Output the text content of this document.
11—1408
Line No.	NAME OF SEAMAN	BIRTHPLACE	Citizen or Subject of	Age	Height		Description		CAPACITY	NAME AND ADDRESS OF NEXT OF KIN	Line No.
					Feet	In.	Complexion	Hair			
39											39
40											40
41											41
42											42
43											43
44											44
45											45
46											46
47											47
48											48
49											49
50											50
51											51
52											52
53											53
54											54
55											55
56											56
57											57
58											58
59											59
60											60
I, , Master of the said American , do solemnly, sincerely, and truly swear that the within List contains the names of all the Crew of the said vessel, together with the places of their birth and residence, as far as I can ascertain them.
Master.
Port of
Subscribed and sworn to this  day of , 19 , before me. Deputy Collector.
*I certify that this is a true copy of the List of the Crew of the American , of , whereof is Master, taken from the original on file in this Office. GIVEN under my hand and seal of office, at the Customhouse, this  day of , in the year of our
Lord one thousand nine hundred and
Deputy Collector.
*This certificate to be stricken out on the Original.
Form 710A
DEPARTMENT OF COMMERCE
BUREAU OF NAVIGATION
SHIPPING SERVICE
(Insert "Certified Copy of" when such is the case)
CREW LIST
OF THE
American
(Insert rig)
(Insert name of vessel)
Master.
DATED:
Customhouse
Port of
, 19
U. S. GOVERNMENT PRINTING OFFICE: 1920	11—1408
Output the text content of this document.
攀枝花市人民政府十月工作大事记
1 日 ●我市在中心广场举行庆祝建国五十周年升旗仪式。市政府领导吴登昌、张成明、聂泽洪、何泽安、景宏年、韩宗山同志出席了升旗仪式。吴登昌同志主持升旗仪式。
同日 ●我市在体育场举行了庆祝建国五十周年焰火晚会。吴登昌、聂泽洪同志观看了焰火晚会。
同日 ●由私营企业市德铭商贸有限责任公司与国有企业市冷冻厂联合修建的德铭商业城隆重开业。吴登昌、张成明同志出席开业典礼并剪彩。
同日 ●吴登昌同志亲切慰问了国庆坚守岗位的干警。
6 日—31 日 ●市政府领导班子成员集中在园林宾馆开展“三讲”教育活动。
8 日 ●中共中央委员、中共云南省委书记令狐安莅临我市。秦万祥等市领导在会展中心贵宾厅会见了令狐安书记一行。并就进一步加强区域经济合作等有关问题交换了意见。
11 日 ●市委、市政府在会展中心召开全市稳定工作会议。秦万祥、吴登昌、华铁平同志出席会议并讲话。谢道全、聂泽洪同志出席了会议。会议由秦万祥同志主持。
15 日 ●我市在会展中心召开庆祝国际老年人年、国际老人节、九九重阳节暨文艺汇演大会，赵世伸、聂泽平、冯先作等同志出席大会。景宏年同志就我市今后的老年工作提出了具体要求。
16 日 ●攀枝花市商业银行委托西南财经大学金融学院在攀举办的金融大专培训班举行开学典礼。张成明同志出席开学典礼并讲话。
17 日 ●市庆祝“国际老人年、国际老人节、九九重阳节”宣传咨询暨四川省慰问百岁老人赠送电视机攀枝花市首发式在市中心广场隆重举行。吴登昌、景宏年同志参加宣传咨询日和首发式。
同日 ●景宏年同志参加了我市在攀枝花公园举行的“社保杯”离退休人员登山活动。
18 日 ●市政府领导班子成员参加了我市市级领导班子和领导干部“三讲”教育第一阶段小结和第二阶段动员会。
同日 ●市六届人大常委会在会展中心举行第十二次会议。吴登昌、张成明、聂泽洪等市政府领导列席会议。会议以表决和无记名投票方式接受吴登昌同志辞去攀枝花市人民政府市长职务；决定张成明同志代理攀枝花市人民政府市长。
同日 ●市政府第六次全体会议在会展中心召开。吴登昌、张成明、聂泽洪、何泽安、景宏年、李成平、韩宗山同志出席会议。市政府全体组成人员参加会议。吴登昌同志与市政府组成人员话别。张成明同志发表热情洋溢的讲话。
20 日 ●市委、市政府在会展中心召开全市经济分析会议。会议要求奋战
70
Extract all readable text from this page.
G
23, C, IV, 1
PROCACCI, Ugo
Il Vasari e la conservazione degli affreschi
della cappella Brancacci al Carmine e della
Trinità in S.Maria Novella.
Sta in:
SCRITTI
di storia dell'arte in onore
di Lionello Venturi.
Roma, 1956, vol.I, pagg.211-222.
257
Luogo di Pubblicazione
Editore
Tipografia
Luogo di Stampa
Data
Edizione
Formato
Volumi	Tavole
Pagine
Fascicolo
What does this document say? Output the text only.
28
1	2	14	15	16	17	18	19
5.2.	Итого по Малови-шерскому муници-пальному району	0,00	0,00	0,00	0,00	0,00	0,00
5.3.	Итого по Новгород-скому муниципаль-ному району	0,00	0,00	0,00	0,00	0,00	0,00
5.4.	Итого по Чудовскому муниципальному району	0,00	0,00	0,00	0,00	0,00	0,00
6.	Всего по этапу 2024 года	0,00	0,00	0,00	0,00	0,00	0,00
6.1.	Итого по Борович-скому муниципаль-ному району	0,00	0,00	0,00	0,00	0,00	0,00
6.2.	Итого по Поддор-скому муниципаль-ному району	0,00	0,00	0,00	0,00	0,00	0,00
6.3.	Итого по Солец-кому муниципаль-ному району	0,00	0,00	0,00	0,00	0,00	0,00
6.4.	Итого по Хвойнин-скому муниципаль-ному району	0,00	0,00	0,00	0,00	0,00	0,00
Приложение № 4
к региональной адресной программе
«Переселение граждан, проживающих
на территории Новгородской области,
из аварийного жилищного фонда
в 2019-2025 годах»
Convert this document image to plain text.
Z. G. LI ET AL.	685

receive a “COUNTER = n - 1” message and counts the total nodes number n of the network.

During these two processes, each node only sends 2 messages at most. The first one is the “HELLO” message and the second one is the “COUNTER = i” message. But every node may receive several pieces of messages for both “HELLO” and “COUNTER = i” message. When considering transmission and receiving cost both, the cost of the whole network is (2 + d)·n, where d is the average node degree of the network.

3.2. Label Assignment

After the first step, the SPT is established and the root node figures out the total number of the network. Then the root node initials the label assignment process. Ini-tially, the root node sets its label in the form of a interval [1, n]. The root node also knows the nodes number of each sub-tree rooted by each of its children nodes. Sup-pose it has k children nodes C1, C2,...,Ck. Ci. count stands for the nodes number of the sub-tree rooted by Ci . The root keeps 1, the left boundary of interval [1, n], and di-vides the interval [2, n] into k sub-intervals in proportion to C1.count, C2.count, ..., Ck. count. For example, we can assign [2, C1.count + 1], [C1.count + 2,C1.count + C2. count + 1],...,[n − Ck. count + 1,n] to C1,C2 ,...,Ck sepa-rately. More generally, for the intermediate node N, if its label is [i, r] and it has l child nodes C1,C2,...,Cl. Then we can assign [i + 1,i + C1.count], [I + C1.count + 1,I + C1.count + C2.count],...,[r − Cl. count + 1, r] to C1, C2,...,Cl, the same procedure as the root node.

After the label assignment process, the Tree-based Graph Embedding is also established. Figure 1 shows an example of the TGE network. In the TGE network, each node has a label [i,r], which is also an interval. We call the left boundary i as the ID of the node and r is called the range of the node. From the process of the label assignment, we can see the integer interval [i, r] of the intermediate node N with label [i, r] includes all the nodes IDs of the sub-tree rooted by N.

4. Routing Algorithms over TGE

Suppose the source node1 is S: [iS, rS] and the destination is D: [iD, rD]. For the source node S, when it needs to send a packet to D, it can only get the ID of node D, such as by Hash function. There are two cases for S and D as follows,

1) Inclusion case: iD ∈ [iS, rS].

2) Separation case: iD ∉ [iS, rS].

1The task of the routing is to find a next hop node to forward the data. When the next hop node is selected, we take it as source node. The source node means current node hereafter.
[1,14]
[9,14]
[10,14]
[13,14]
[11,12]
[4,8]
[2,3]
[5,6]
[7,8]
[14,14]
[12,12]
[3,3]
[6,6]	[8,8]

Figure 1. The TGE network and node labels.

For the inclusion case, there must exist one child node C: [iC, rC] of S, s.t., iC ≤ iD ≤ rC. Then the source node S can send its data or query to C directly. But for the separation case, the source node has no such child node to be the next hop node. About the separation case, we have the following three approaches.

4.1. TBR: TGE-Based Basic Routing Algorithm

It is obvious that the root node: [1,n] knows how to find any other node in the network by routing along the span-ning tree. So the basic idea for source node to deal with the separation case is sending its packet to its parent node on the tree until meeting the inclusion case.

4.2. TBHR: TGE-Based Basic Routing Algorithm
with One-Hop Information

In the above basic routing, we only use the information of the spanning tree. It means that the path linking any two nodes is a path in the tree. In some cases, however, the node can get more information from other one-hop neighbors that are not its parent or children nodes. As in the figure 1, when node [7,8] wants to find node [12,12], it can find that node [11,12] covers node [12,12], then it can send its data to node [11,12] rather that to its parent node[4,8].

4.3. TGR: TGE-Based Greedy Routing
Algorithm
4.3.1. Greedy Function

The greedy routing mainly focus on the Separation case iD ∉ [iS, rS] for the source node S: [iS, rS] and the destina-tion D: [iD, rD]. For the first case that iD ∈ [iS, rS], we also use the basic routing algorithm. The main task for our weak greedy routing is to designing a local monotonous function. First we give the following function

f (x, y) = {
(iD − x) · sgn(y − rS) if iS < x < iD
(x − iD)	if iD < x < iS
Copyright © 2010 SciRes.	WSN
━━━━━━━━━━
TASK TO CARRY OUT :: Reproduce every line from the entries that holds the word "Customhouse".

WORKED ANSWER ::
*I certify that this is a true copy of the List of the Crew of the American , of , whereof is Master, taken from the original on file in this Office. GIVEN under my hand and seal of office, at the Customhouse, this  day of , in the year of our
Customhouse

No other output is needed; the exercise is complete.